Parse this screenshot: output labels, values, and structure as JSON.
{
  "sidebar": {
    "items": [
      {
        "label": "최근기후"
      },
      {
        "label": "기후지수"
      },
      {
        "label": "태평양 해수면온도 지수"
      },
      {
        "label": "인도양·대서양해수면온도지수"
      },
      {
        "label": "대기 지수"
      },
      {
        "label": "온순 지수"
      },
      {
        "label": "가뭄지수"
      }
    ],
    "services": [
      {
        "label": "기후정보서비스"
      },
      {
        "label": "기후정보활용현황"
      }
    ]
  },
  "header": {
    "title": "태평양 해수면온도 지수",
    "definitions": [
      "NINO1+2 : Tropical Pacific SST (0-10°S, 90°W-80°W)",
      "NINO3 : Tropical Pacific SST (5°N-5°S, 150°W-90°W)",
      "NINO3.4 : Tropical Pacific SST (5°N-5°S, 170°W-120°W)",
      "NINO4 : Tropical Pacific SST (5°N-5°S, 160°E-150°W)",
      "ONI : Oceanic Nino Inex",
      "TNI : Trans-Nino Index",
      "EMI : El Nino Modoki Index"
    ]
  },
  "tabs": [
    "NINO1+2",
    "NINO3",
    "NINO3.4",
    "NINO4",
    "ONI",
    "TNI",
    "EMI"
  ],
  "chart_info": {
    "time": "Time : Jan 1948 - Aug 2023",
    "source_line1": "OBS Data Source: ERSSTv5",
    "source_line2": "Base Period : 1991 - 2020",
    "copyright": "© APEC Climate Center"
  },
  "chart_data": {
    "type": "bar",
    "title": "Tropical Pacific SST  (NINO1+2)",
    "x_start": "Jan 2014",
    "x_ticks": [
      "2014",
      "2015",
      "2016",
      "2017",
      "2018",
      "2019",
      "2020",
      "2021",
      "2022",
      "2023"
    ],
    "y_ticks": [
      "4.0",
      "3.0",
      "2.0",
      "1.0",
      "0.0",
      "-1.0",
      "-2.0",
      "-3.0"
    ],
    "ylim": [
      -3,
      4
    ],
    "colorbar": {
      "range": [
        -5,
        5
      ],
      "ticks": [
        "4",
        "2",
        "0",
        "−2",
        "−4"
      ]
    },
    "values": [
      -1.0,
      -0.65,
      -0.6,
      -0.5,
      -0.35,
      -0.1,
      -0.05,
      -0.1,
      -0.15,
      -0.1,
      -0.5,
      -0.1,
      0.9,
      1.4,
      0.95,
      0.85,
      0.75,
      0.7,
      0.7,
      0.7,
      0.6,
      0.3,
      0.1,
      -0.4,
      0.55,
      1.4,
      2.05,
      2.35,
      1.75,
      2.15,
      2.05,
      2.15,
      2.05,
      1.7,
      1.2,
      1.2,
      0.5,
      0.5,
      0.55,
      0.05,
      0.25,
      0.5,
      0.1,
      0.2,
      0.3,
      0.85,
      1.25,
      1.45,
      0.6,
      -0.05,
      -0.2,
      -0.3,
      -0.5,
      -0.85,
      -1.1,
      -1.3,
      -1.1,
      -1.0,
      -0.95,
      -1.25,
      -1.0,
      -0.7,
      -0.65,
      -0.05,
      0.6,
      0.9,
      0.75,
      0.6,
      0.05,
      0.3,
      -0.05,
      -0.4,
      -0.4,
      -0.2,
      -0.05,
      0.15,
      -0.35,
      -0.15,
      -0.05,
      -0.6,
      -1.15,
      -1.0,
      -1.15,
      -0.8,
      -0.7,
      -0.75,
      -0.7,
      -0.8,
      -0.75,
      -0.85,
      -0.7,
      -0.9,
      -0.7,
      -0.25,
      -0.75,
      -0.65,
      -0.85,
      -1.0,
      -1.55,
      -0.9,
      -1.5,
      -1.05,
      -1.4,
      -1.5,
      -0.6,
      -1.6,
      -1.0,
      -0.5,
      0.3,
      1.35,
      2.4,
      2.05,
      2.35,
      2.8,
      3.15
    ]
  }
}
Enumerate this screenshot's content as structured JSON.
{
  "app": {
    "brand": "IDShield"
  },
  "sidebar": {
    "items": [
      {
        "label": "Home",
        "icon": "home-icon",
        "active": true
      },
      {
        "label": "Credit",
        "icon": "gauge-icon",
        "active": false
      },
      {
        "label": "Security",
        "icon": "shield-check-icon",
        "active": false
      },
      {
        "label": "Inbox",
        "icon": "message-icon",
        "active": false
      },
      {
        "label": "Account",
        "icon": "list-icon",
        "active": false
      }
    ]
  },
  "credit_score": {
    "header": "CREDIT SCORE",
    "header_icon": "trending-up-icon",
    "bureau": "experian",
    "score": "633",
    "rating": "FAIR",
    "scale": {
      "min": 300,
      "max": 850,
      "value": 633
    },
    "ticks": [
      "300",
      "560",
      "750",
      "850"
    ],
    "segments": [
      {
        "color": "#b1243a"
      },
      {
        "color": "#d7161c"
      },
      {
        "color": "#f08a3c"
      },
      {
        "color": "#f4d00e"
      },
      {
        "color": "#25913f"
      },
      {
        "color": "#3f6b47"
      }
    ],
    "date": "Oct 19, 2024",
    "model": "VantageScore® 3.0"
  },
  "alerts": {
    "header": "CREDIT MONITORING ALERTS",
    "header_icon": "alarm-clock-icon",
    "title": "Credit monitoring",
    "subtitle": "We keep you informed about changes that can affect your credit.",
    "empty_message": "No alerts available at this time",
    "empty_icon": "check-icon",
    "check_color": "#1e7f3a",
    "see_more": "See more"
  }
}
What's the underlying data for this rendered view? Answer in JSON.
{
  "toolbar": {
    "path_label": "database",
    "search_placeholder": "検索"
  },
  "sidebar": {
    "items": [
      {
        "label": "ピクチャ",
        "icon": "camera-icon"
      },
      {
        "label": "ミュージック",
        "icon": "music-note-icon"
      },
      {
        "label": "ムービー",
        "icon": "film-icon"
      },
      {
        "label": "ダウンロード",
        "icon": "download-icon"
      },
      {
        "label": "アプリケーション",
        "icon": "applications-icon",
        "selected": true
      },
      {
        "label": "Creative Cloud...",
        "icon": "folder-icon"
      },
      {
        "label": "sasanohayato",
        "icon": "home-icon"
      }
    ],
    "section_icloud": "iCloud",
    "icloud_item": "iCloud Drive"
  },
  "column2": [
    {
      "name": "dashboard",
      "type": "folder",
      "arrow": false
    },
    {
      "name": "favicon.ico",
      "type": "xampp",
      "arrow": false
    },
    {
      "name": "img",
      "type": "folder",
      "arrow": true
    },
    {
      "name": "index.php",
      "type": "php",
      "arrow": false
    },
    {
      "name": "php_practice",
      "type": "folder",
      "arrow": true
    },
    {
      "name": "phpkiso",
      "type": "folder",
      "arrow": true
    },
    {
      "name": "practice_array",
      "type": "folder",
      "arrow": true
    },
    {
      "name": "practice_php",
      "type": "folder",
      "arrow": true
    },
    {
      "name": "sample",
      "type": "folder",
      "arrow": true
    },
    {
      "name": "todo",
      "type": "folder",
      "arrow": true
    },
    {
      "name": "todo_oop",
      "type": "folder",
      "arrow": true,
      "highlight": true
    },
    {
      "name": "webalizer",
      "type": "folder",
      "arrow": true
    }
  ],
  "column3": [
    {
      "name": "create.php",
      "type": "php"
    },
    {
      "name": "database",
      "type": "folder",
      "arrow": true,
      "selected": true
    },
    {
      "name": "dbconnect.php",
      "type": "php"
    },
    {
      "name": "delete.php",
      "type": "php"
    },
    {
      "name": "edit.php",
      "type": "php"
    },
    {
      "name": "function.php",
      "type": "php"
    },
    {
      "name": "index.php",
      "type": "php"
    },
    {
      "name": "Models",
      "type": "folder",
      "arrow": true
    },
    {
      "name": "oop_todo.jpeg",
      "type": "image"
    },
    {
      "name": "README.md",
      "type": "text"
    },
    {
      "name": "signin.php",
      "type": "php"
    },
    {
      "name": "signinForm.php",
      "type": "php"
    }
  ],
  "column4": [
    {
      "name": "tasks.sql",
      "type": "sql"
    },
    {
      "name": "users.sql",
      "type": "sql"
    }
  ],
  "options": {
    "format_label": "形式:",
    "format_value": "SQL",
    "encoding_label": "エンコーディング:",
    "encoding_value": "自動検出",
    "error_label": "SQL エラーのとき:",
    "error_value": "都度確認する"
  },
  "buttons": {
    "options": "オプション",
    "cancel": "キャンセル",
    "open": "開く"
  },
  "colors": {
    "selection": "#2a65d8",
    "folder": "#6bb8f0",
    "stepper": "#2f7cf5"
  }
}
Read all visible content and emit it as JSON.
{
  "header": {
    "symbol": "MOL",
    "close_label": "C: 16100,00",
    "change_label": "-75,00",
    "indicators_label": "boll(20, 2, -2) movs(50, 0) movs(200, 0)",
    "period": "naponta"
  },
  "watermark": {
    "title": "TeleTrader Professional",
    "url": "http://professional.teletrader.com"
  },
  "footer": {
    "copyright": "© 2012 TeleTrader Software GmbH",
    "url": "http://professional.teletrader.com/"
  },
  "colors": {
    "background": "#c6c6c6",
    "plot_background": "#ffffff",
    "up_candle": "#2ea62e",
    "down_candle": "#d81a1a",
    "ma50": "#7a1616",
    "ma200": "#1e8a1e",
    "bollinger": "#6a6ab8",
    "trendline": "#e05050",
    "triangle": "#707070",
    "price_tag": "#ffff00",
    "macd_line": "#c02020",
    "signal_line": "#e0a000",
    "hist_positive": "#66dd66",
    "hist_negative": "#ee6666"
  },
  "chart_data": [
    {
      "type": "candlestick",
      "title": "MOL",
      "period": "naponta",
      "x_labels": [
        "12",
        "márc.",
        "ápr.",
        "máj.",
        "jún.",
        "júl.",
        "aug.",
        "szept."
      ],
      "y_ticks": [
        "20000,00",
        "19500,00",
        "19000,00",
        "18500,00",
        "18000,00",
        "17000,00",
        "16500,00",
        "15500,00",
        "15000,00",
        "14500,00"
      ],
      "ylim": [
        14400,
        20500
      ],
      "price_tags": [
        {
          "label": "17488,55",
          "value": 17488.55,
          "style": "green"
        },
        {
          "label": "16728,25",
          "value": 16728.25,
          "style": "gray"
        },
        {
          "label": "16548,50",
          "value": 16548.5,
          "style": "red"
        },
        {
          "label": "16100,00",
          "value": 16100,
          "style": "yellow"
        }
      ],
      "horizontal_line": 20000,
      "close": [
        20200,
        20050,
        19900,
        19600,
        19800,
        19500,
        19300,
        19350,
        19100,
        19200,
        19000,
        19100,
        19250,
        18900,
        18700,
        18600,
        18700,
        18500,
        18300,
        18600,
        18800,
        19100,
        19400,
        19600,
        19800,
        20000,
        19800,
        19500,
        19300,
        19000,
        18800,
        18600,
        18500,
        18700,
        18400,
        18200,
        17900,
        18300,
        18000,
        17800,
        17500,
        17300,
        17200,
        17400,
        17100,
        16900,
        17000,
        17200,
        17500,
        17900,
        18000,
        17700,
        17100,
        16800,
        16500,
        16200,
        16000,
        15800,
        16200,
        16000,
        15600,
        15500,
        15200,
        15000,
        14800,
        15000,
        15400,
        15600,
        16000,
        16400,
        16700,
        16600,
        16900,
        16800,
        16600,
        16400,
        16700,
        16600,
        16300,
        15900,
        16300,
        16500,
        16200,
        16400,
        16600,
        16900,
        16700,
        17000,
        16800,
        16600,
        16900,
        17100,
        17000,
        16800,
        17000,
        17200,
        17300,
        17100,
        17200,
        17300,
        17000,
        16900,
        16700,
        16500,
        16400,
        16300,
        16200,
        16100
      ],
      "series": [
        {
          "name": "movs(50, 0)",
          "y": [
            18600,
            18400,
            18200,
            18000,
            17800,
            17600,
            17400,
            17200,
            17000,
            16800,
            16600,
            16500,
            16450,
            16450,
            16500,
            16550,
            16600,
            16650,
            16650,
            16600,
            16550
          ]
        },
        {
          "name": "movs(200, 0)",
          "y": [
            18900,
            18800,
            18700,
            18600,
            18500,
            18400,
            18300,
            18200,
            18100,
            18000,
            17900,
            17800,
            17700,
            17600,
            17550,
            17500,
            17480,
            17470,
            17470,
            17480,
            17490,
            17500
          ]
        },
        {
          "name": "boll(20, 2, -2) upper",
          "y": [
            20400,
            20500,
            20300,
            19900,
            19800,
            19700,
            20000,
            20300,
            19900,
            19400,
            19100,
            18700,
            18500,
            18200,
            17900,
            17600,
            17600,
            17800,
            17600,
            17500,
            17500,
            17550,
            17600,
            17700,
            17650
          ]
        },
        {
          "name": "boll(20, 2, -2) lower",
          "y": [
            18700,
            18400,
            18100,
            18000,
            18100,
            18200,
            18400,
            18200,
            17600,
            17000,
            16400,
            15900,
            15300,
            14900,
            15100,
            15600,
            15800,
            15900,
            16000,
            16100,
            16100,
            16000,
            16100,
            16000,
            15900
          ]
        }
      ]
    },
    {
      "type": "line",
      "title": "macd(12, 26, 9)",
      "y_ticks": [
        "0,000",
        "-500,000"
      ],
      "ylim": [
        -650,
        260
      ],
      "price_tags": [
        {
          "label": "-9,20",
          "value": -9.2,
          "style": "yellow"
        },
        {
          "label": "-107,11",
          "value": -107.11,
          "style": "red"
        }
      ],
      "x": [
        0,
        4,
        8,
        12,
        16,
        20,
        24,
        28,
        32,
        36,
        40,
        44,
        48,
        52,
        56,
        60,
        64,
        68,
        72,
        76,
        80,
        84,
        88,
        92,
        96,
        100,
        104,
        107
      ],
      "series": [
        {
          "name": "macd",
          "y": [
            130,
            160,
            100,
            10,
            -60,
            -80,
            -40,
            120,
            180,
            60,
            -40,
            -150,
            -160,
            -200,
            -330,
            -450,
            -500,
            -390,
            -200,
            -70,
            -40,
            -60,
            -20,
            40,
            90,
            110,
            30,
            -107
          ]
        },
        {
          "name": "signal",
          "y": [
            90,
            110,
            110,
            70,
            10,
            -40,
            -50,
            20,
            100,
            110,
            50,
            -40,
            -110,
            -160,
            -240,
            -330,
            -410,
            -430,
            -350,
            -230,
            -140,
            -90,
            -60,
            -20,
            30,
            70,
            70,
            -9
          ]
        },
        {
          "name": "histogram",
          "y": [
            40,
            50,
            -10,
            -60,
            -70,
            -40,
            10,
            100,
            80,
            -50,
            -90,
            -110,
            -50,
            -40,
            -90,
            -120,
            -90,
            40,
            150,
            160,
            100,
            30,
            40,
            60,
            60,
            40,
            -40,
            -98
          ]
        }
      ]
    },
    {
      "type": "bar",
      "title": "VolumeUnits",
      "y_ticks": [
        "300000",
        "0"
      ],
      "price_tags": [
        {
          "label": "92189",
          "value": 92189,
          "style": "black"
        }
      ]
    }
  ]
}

* **Requirement**
Whenever "JSON" turns up in a line, pick that line out.

* **Task result**
Parse this screenshot: output labels, values, and structure as JSON.
Enumerate this screenshot's content as structured JSON.
What's the underlying data for this rendered view? Answer in JSON.
Read all visible content and emit it as JSON.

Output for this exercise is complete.